▶ _Material for the task_
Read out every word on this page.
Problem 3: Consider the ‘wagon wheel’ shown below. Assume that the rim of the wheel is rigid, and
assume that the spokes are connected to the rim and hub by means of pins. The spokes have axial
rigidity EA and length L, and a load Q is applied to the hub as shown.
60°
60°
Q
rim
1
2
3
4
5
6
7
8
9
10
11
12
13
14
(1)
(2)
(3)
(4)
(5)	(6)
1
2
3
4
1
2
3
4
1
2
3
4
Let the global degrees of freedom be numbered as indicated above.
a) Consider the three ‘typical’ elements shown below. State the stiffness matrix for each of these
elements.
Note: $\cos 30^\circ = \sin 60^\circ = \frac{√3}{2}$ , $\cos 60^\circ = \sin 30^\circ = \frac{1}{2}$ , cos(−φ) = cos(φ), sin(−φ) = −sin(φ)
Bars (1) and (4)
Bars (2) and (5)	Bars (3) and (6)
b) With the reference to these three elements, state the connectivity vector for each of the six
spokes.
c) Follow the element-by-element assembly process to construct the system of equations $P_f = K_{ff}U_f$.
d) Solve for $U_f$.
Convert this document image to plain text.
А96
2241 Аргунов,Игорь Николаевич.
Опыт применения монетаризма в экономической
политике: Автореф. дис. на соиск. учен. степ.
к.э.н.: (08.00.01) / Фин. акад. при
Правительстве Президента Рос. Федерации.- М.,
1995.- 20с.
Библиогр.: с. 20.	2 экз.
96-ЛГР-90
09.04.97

▶ _What to work on_
From the listing, tally every line with the word "that" in it and give only the tally.

▶ _Task output_
2